**REQUEST:** Your task is to return the span of lines beginning at the one with "OCR this image." and ending at the last line of the data, exactly as it stands.

**SUPPLIED MATERIAL:**
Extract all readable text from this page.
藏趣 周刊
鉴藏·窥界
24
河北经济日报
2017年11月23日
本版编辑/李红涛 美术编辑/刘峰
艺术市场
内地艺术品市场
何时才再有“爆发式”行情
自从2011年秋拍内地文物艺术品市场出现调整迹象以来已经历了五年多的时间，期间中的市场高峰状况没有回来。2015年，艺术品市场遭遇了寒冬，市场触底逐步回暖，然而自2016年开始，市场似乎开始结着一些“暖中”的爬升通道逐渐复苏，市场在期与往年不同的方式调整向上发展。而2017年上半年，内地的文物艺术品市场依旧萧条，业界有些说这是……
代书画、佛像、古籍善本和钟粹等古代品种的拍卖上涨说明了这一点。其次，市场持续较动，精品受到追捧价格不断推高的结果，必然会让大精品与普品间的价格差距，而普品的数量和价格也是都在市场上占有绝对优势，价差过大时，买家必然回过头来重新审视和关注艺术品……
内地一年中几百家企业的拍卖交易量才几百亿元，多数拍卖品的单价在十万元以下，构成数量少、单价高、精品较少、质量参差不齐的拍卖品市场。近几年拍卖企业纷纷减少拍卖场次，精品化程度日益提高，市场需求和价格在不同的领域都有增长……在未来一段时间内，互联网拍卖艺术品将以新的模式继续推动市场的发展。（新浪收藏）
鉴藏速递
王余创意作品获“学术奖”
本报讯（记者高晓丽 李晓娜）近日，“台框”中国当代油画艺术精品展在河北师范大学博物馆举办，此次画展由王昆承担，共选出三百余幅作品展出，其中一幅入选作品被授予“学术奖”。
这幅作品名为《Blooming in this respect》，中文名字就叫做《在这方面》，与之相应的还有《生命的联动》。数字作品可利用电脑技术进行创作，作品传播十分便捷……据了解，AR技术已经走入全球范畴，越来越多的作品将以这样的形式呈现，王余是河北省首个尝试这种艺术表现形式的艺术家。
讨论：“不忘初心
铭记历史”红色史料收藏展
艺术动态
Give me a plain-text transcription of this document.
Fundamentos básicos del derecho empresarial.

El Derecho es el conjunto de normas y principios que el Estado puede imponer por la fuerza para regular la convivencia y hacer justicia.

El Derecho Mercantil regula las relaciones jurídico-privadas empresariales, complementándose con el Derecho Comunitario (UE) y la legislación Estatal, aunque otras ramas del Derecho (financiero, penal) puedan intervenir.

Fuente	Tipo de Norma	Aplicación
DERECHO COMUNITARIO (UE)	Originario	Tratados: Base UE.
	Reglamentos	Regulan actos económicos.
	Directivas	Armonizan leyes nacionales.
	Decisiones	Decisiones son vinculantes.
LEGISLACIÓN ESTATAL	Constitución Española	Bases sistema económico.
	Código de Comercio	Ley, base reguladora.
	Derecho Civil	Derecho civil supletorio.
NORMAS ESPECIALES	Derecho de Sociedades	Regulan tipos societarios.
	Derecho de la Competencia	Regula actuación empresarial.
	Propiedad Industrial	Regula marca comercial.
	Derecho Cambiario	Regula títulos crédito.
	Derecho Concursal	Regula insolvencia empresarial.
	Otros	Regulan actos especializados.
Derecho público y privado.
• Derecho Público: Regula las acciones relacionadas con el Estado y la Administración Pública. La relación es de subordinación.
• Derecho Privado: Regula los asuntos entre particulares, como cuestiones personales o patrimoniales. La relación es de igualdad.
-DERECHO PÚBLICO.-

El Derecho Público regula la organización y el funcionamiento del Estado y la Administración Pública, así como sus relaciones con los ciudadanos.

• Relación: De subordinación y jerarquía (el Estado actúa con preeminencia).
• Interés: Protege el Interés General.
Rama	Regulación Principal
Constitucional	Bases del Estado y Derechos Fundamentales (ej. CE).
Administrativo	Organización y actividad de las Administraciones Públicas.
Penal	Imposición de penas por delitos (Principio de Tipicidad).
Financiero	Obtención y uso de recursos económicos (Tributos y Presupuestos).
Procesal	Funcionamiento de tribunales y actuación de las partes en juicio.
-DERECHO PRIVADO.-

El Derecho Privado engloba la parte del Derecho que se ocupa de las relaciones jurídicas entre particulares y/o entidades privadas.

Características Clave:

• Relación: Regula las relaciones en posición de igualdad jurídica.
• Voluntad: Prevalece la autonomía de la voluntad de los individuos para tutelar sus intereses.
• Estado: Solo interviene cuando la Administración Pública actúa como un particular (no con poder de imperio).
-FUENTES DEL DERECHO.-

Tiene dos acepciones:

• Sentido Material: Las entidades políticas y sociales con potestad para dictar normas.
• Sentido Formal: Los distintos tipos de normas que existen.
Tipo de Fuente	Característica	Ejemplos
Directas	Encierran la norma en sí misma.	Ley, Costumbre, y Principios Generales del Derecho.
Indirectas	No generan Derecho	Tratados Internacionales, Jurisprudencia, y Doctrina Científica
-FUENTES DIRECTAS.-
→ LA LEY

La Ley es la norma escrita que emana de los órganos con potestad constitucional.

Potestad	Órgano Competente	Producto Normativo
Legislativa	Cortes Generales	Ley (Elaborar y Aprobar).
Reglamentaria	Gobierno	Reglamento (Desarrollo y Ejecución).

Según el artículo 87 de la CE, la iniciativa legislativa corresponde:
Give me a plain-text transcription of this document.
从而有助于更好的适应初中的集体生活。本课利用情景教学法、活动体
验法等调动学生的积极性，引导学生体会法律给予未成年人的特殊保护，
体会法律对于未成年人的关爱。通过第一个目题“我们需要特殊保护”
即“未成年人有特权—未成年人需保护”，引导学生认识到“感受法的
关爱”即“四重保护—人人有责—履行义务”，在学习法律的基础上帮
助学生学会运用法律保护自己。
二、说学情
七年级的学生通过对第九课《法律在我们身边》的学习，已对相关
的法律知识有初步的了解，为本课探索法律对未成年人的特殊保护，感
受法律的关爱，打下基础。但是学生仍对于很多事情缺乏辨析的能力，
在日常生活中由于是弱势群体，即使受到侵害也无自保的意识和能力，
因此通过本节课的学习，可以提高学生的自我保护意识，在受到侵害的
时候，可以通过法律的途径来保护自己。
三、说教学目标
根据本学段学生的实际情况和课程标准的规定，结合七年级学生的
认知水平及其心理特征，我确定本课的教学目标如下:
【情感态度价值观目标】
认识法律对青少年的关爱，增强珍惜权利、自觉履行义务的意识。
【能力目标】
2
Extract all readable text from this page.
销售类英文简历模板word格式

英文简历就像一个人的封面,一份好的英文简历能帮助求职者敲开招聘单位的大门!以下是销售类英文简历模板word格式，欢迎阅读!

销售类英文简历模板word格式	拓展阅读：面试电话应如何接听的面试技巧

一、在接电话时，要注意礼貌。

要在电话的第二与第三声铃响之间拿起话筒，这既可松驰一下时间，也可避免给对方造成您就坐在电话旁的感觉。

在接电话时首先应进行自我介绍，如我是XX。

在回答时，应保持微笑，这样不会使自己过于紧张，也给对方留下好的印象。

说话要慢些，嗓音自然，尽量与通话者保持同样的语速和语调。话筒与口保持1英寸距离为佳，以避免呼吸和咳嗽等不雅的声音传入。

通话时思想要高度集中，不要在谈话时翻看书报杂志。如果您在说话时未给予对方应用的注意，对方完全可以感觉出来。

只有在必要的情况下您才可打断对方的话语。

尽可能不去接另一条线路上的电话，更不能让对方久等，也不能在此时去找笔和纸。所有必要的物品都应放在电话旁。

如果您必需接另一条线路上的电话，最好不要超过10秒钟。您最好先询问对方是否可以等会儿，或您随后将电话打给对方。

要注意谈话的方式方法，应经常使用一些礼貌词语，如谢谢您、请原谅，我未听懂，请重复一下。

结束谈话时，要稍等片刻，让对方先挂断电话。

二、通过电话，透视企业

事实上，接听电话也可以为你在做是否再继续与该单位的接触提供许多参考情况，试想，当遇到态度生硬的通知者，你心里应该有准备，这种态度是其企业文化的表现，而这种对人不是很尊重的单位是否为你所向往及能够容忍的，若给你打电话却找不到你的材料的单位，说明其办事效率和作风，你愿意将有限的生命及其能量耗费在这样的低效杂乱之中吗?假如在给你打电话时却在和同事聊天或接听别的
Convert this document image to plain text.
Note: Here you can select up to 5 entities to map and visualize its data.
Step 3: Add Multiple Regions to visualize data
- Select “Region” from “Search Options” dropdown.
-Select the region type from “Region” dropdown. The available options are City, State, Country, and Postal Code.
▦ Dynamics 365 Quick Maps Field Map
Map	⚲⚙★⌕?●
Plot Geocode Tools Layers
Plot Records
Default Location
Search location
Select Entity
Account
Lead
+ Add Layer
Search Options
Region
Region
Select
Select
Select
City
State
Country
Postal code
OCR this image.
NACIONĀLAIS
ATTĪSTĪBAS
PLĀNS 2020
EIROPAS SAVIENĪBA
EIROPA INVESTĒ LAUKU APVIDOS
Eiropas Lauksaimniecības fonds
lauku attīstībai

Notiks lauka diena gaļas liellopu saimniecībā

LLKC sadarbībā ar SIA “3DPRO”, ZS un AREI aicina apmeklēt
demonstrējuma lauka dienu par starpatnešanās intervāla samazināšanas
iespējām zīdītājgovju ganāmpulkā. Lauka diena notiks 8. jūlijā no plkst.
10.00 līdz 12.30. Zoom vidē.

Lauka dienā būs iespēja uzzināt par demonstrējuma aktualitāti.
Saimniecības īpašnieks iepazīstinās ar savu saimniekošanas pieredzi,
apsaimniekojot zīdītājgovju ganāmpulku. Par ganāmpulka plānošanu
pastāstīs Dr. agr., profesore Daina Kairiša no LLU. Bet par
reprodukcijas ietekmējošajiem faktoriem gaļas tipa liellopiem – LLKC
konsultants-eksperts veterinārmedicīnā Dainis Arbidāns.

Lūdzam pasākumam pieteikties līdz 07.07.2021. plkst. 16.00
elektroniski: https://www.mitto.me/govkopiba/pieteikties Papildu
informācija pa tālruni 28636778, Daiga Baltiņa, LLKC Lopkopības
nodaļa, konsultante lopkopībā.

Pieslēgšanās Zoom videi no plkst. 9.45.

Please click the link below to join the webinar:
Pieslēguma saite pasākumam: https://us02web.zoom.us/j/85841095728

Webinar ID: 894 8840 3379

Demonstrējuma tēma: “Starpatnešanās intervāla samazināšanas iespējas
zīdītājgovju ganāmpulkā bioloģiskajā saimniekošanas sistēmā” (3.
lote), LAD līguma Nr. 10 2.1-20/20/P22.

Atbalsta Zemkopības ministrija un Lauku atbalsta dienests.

**COMPLETE OUTPUT:**
OCR this image.
NACIONĀLAIS
ATTĪSTĪBAS
PLĀNS 2020
EIROPAS SAVIENĪBA
EIROPA INVESTĒ LAUKU APVIDOS
Eiropas Lauksaimniecības fonds
lauku attīstībai

Notiks lauka diena gaļas liellopu saimniecībā

LLKC sadarbībā ar SIA “3DPRO”, ZS un AREI aicina apmeklēt
demonstrējuma lauka dienu par starpatnešanās intervāla samazināšanas
iespējām zīdītājgovju ganāmpulkā. Lauka diena notiks 8. jūlijā no plkst.
10.00 līdz 12.30. Zoom vidē.

Lauka dienā būs iespēja uzzināt par demonstrējuma aktualitāti.
Saimniecības īpašnieks iepazīstinās ar savu saimniekošanas pieredzi,
apsaimniekojot zīdītājgovju ganāmpulku. Par ganāmpulka plānošanu
pastāstīs Dr. agr., profesore Daina Kairiša no LLU. Bet par
reprodukcijas ietekmējošajiem faktoriem gaļas tipa liellopiem – LLKC
konsultants-eksperts veterinārmedicīnā Dainis Arbidāns.

Lūdzam pasākumam pieteikties līdz 07.07.2021. plkst. 16.00
elektroniski: https://www.mitto.me/govkopiba/pieteikties Papildu
informācija pa tālruni 28636778, Daiga Baltiņa, LLKC Lopkopības
nodaļa, konsultante lopkopībā.

Pieslēgšanās Zoom videi no plkst. 9.45.

Please click the link below to join the webinar:
Pieslēguma saite pasākumam: https://us02web.zoom.us/j/85841095728

Webinar ID: 894 8840 3379

Demonstrējuma tēma: “Starpatnešanās intervāla samazināšanas iespējas
zīdītājgovju ganāmpulkā bioloģiskajā saimniekošanas sistēmā” (3.
lote), LAD līguma Nr. 10 2.1-20/20/P22.

Atbalsta Zemkopības ministrija un Lauku atbalsta dienests.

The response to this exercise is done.